◆ STATED GOAL
Write out every entry exactly as given, but omit the pictures.

**********

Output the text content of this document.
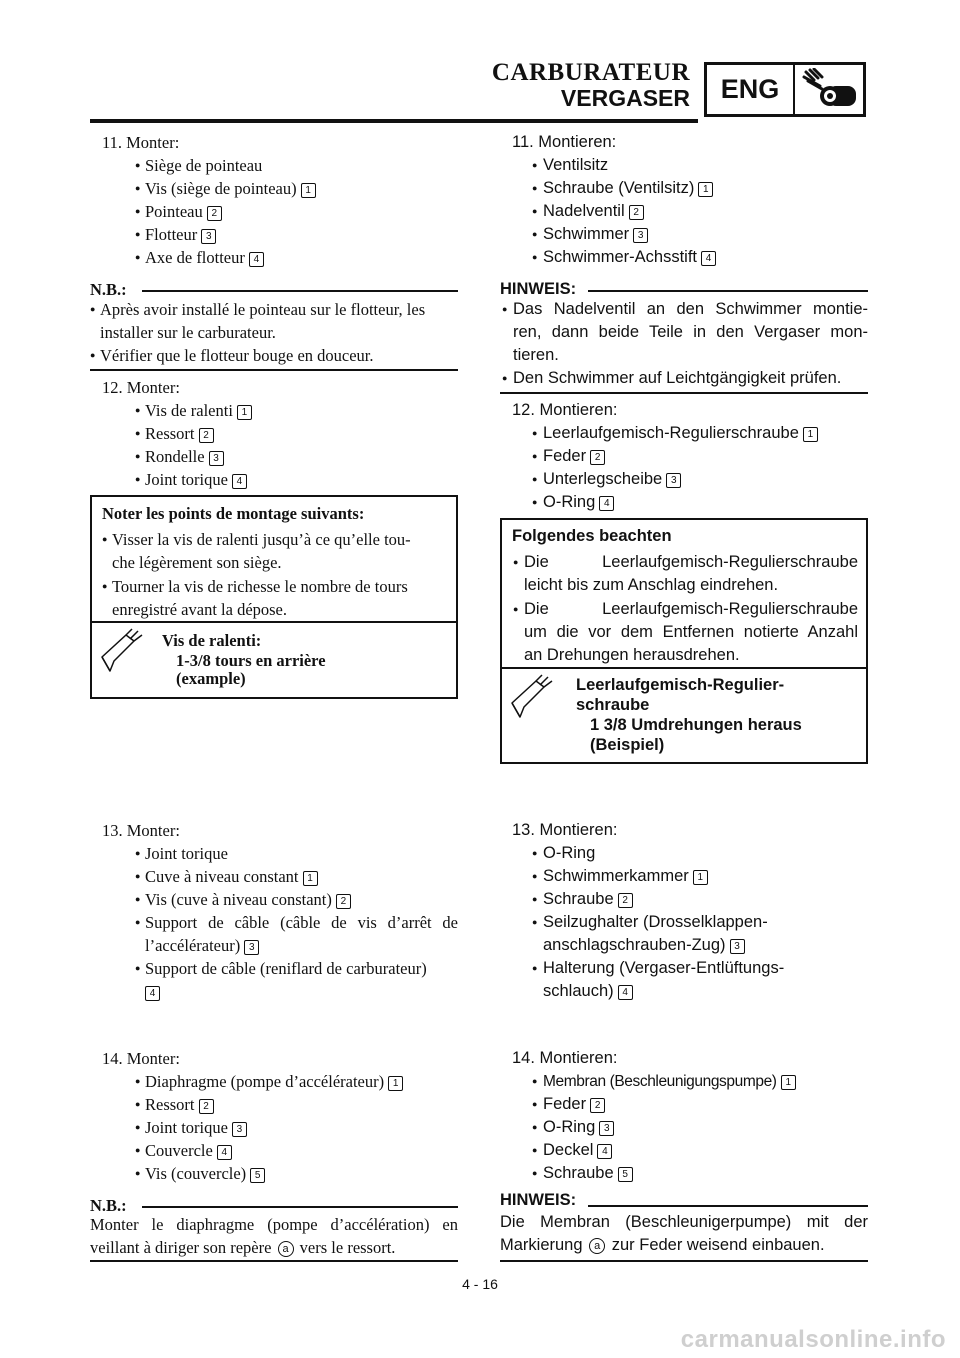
CARBURATEUR
VERGASER	ENG
11. Monter:
● Siège de pointeau
● Vis (siège de pointeau) 1
● Pointeau 2
● Flotteur 3
● Axe de flotteur 4
N.B.:
● Après avoir installé le pointeau sur le flotteur, les
installer sur le carburateur.
● Vérifier que le flotteur bouge en douceur.
12. Monter:
● Vis de ralenti 1
● Ressort 2
● Rondelle 3
● Joint torique 4
Noter les points de montage suivants:
● Visser la vis de ralenti jusqu’à ce qu’elle tou-
che légèrement son siège.
● Tourner la vis de richesse le nombre de tours
enregistré avant la dépose.
Vis de ralenti:
1-3/8 tours en arrière
(example)
13. Monter:
● Joint torique
● Cuve à niveau constant 1
● Vis (cuve à niveau constant) 2
● Support de câble (câble de vis d’arrêt de
l’accélérateur) 3
● Support de câble (reniflard de carburateur)
4
14. Monter:
● Diaphragme (pompe d’accélérateur) 1
● Ressort 2
● Joint torique 3
● Couvercle 4
● Vis (couvercle) 5
N.B.:
Monter le diaphragme (pompe d’accélération) en
veillant à diriger son repère a vers le ressort.
11. Montieren:
● Ventilsitz
● Schraube (Ventilsitz) 1
● Nadelventil 2
● Schwimmer 3
● Schwimmer-Achsstift 4
HINWEIS:
● Das Nadelventil an den Schwimmer montie-
ren, dann beide Teile in den Vergaser mon-
tieren.
● Den Schwimmer auf Leichtgängigkeit prüfen.
12. Montieren:
● Leerlaufgemisch-Regulierschraube 1
● Feder 2
● Unterlegscheibe 3
● O-Ring 4
Folgendes beachten
● Die      Leerlaufgemisch-Regulierschraube
leicht bis zum Anschlag eindrehen.
● Die      Leerlaufgemisch-Regulierschraube
um die vor dem Entfernen notierte Anzahl
an Drehungen herausdrehen.
Leerlaufgemisch-Regulier-
schraube
1 3/8 Umdrehungen heraus
(Beispiel)
13. Montieren:
● O-Ring
● Schwimmerkammer 1
● Schraube 2
● Seilzughalter (Drosselklappen-
anschlagschrauben-Zug) 3
● Halterung (Vergaser-Entlüftungs-
schlauch) 4
14. Montieren:
● Membran (Beschleunigungspumpe) 1
● Feder 2
● O-Ring 3
● Deckel 4
● Schraube 5
HINWEIS:
Die Membran (Beschleunigerpumpe) mit der
Markierung a zur Feder weisend einbauen.
4 - 16
carmanualsonline.info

**********

◆ RESULT BELOW
Output the text content of this document.
CARBURATEUR
VERGASER	ENG
11. Monter:
● Siège de pointeau
● Vis (siège de pointeau) 1
● Pointeau 2
● Flotteur 3
● Axe de flotteur 4
N.B.:
● Après avoir installé le pointeau sur le flotteur, les
installer sur le carburateur.
● Vérifier que le flotteur bouge en douceur.
12. Monter:
● Vis de ralenti 1
● Ressort 2
● Rondelle 3
● Joint torique 4
Noter les points de montage suivants:
● Visser la vis de ralenti jusqu’à ce qu’elle tou-
che légèrement son siège.
● Tourner la vis de richesse le nombre de tours
enregistré avant la dépose.
Vis de ralenti:
1-3/8 tours en arrière
(example)
13. Monter:
● Joint torique
● Cuve à niveau constant 1
● Vis (cuve à niveau constant) 2
● Support de câble (câble de vis d’arrêt de
l’accélérateur) 3
● Support de câble (reniflard de carburateur)
4
14. Monter:
● Diaphragme (pompe d’accélérateur) 1
● Ressort 2
● Joint torique 3
● Couvercle 4
● Vis (couvercle) 5
N.B.:
Monter le diaphragme (pompe d’accélération) en
veillant à diriger son repère a vers le ressort.
11. Montieren:
● Ventilsitz
● Schraube (Ventilsitz) 1
● Nadelventil 2
● Schwimmer 3
● Schwimmer-Achsstift 4
HINWEIS:
● Das Nadelventil an den Schwimmer montie-
ren, dann beide Teile in den Vergaser mon-
tieren.
● Den Schwimmer auf Leichtgängigkeit prüfen.
12. Montieren:
● Leerlaufgemisch-Regulierschraube 1
● Feder 2
● Unterlegscheibe 3
● O-Ring 4
Folgendes beachten
● Die      Leerlaufgemisch-Regulierschraube
leicht bis zum Anschlag eindrehen.
● Die      Leerlaufgemisch-Regulierschraube
um die vor dem Entfernen notierte Anzahl
an Drehungen herausdrehen.
Leerlaufgemisch-Regulier-
schraube
1 3/8 Umdrehungen heraus
(Beispiel)
13. Montieren:
● O-Ring
● Schwimmerkammer 1
● Schraube 2
● Seilzughalter (Drosselklappen-
anschlagschrauben-Zug) 3
● Halterung (Vergaser-Entlüftungs-
schlauch) 4
14. Montieren:
● Membran (Beschleunigungspumpe) 1
● Feder 2
● O-Ring 3
● Deckel 4
● Schraube 5
HINWEIS:
Die Membran (Beschleunigerpumpe) mit der
Markierung a zur Feder weisend einbauen.
4 - 16
carmanualsonline.info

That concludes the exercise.